*Exercise goal*. The entries below should be transcribed in their entirety, exactly as written.

─── Input records ───

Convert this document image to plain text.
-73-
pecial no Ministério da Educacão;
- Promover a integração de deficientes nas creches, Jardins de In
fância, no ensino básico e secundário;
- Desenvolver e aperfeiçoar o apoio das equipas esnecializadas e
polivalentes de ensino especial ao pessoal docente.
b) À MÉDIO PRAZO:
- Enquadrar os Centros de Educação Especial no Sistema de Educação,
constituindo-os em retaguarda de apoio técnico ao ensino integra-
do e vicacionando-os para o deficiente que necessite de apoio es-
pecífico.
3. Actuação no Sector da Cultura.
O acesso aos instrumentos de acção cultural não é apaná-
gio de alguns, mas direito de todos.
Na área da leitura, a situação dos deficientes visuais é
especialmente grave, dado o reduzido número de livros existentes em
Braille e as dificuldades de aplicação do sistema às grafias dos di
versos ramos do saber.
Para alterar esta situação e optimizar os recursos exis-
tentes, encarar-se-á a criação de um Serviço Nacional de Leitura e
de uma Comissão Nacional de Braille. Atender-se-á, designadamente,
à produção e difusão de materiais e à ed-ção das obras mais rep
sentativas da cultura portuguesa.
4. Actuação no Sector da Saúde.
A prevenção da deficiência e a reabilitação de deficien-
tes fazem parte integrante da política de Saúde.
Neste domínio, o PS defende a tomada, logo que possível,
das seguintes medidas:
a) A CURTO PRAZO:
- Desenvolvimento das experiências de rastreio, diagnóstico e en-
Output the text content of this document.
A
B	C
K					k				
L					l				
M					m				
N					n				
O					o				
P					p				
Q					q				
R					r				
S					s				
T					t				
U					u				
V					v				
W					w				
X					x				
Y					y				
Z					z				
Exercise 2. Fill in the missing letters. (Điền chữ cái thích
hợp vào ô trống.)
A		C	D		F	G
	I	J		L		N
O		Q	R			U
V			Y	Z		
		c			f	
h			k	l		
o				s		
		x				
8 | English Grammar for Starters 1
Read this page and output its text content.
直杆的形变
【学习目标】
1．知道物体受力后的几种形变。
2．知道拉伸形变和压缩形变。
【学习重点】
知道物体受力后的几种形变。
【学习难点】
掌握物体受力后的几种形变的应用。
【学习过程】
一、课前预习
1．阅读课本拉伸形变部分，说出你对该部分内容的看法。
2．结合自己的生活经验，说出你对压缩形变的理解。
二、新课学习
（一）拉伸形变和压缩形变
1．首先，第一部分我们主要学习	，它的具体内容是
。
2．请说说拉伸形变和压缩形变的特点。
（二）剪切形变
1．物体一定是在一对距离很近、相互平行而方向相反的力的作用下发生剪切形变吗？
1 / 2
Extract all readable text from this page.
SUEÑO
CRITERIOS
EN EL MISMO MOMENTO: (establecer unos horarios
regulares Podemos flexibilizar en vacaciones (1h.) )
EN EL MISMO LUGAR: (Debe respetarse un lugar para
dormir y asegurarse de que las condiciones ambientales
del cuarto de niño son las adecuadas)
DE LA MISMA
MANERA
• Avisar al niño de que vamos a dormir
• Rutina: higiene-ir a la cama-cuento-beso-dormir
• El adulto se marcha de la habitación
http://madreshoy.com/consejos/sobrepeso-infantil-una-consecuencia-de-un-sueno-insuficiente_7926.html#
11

───

*The response*.
Convert this document image to plain text.
-73-
pecial no Ministério da Educacão;
- Promover a integração de deficientes nas creches, Jardins de In
fância, no ensino básico e secundário;
- Desenvolver e aperfeiçoar o apoio das equipas esnecializadas e
polivalentes de ensino especial ao pessoal docente.
b) À MÉDIO PRAZO:
- Enquadrar os Centros de Educação Especial no Sistema de Educação,
constituindo-os em retaguarda de apoio técnico ao ensino integra-
do e vicacionando-os para o deficiente que necessite de apoio es-
pecífico.
3. Actuação no Sector da Cultura.
O acesso aos instrumentos de acção cultural não é apaná-
gio de alguns, mas direito de todos.
Na área da leitura, a situação dos deficientes visuais é
especialmente grave, dado o reduzido número de livros existentes em
Braille e as dificuldades de aplicação do sistema às grafias dos di
versos ramos do saber.
Para alterar esta situação e optimizar os recursos exis-
tentes, encarar-se-á a criação de um Serviço Nacional de Leitura e
de uma Comissão Nacional de Braille. Atender-se-á, designadamente,
à produção e difusão de materiais e à ed-ção das obras mais rep
sentativas da cultura portuguesa.
4. Actuação no Sector da Saúde.
A prevenção da deficiência e a reabilitação de deficien-
tes fazem parte integrante da política de Saúde.
Neste domínio, o PS defende a tomada, logo que possível,
das seguintes medidas:
a) A CURTO PRAZO:
- Desenvolvimento das experiências de rastreio, diagnóstico e en-
Output the text content of this document.
A
B	C
K					k				
L					l				
M					m				
N					n				
O					o				
P					p				
Q					q				
R					r				
S					s				
T					t				
U					u				
V					v				
W					w				
X					x				
Y					y				
Z					z				
Exercise 2. Fill in the missing letters. (Điền chữ cái thích
hợp vào ô trống.)
A		C	D		F	G
	I	J		L		N
O		Q	R			U
V			Y	Z		
		c			f	
h			k	l		
o				s		
		x				
8 | English Grammar for Starters 1
Read this page and output its text content.
直杆的形变
【学习目标】
1．知道物体受力后的几种形变。
2．知道拉伸形变和压缩形变。
【学习重点】
知道物体受力后的几种形变。
【学习难点】
掌握物体受力后的几种形变的应用。
【学习过程】
一、课前预习
1．阅读课本拉伸形变部分，说出你对该部分内容的看法。
2．结合自己的生活经验，说出你对压缩形变的理解。
二、新课学习
（一）拉伸形变和压缩形变
1．首先，第一部分我们主要学习	，它的具体内容是
。
2．请说说拉伸形变和压缩形变的特点。
（二）剪切形变
1．物体一定是在一对距离很近、相互平行而方向相反的力的作用下发生剪切形变吗？
1 / 2
Extract all readable text from this page.
SUEÑO
CRITERIOS
EN EL MISMO MOMENTO: (establecer unos horarios
regulares Podemos flexibilizar en vacaciones (1h.) )
EN EL MISMO LUGAR: (Debe respetarse un lugar para
dormir y asegurarse de que las condiciones ambientales
del cuarto de niño son las adecuadas)
DE LA MISMA
MANERA
• Avisar al niño de que vamos a dormir
• Rutina: higiene-ir a la cama-cuento-beso-dormir
• El adulto se marcha de la habitación
http://madreshoy.com/consejos/sobrepeso-infantil-una-consecuencia-de-un-sueno-insuficiente_7926.html#
11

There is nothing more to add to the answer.